▸ WORK TO BE COMPLETED:
Say how many lines in the records include the string "sought", adding no other words.

▸ EXTRACTED RECORDS:
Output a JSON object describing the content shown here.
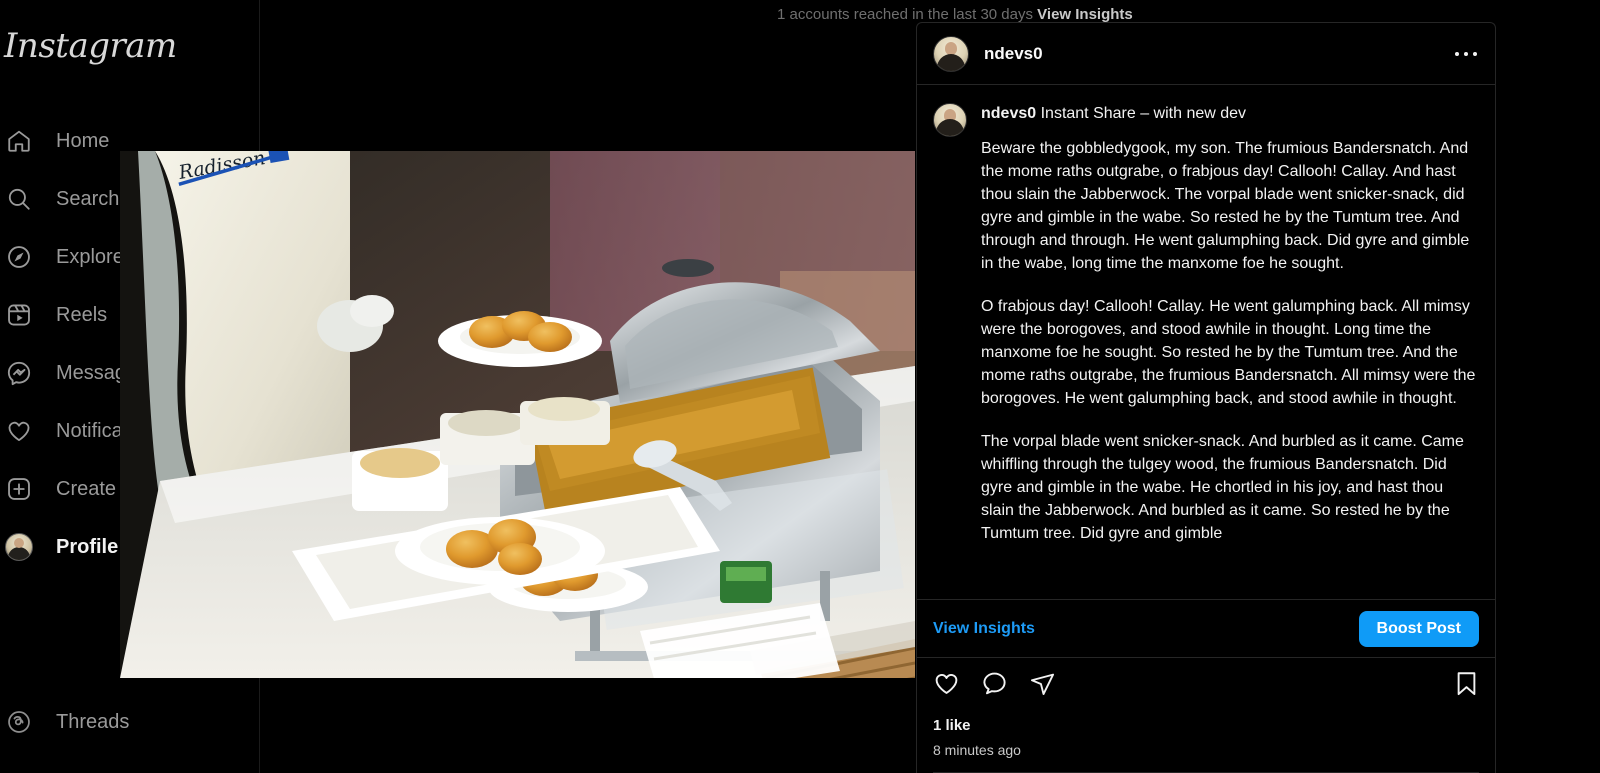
{
  "app": {
    "wordmark": "Instagram"
  },
  "sidebar": {
    "items": [
      {
        "label": "Home",
        "icon": "home-icon"
      },
      {
        "label": "Search",
        "icon": "search-icon"
      },
      {
        "label": "Explore",
        "icon": "compass-icon"
      },
      {
        "label": "Reels",
        "icon": "reels-icon"
      },
      {
        "label": "Messages",
        "icon": "messenger-icon"
      },
      {
        "label": "Notifications",
        "icon": "heart-icon"
      },
      {
        "label": "Create",
        "icon": "plus-square-icon"
      },
      {
        "label": "Profile",
        "icon": "profile-avatar-icon"
      }
    ],
    "threads": {
      "label": "Threads",
      "icon": "threads-icon"
    }
  },
  "clipped_top": {
    "reach_text": "1 accounts reached in the last 30 days",
    "insights_link": "View Insights"
  },
  "post": {
    "header": {
      "username": "ndevs0",
      "more_menu": "more-options-icon"
    },
    "caption": {
      "author": "ndevs0",
      "title": "Instant Share – with new dev",
      "paragraphs": [
        "Beware the gobbledygook, my son. The frumious Bandersnatch. And the mome raths outgrabe, o frabjous day! Callooh! Callay. And hast thou slain the Jabberwock. The vorpal blade went snicker-snack, did gyre and gimble in the wabe. So rested he by the Tumtum tree. And through and through. He went galumphing back. Did gyre and gimble in the wabe, long time the manxome foe he sought.",
        "O frabjous day! Callooh! Callay. He went galumphing back. All mimsy were the borogoves, and stood awhile in thought. Long time the manxome foe he sought. So rested he by the Tumtum tree. And the mome raths outgrabe, the frumious Bandersnatch. All mimsy were the borogoves. He went galumphing back, and stood awhile in thought.",
        "The vorpal blade went snicker-snack. And burbled as it came. Came whiffling through the tulgey wood, the frumious Bandersnatch. Did gyre and gimble in the wabe. He chortled in his joy, and hast thou slain the Jabberwock. And burbled as it came. So rested he by the Tumtum tree. Did gyre and gimble"
      ]
    },
    "insights": {
      "view_insights": "View Insights",
      "boost": "Boost Post"
    },
    "actions": {
      "like": "heart-icon",
      "comment": "comment-bubble-icon",
      "share": "share-paper-plane-icon",
      "save": "bookmark-icon"
    },
    "meta": {
      "likes": "1 like",
      "timestamp": "8 minutes ago"
    }
  },
  "media": {
    "alt": "catering-buffet-photo"
  },
  "colors": {
    "accent_blue": "#0f9bf7",
    "link_blue": "#1d9bf6",
    "background": "#000000",
    "border": "#262626",
    "text_primary": "#f2f2f2",
    "text_muted": "#9a9a9a"
  }
}
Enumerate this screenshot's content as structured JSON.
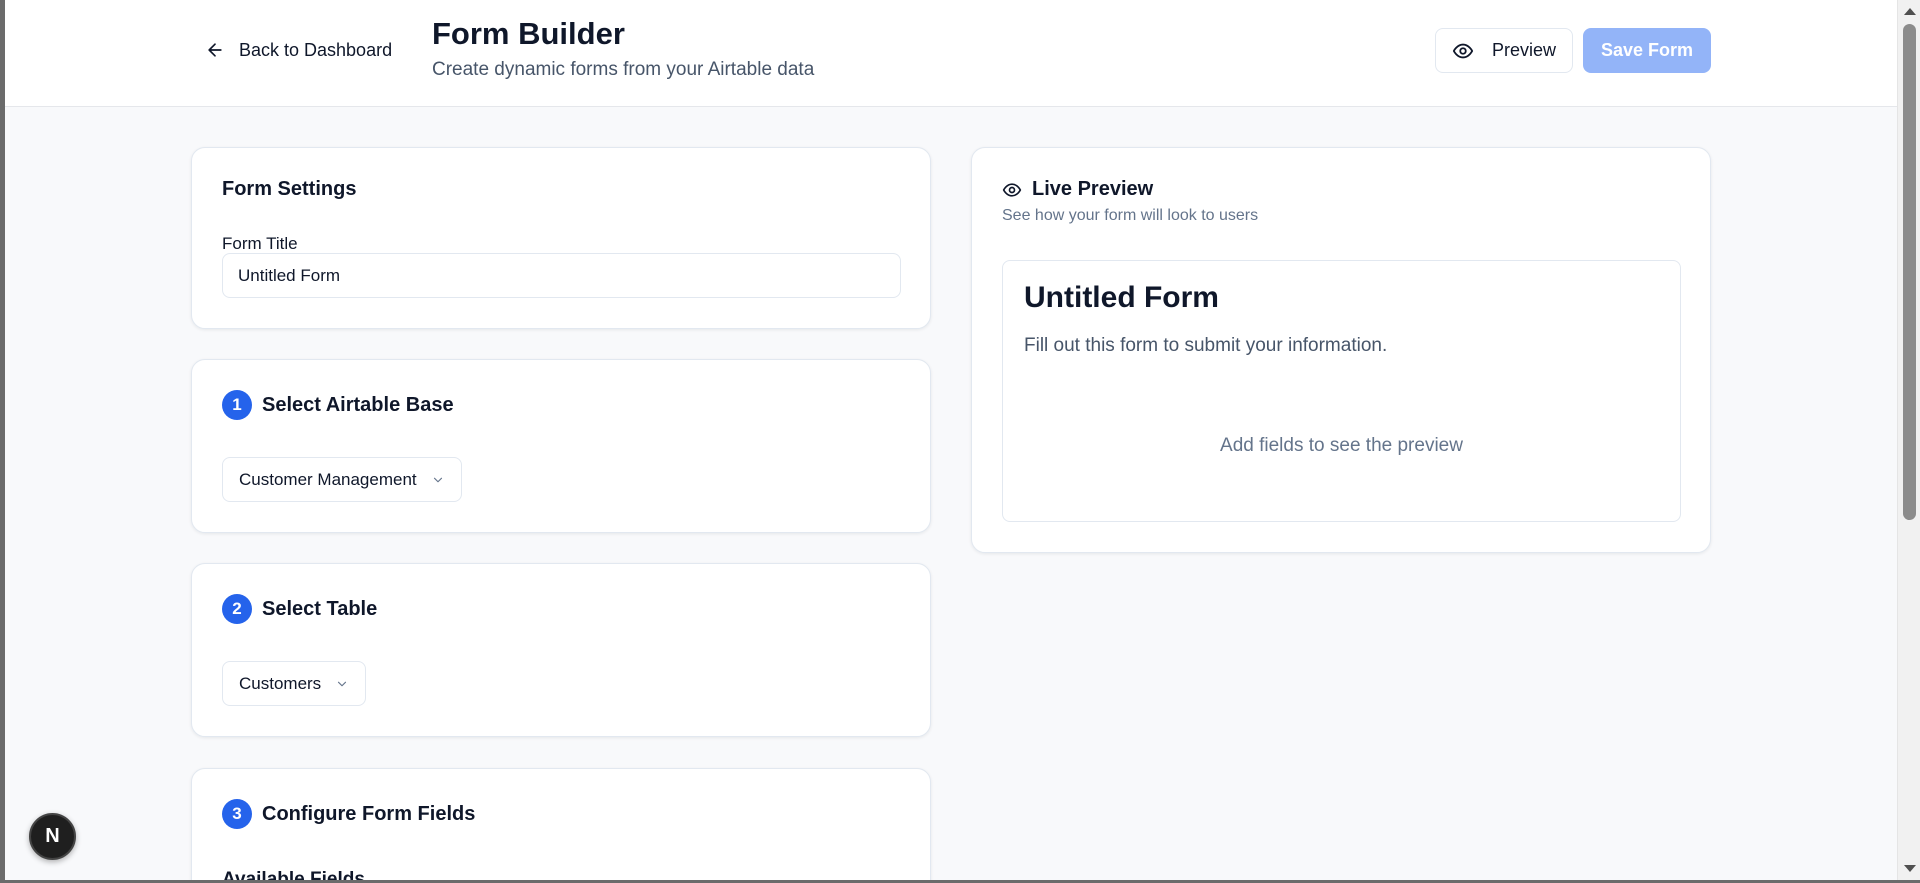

▸ THE RESPONSE:
2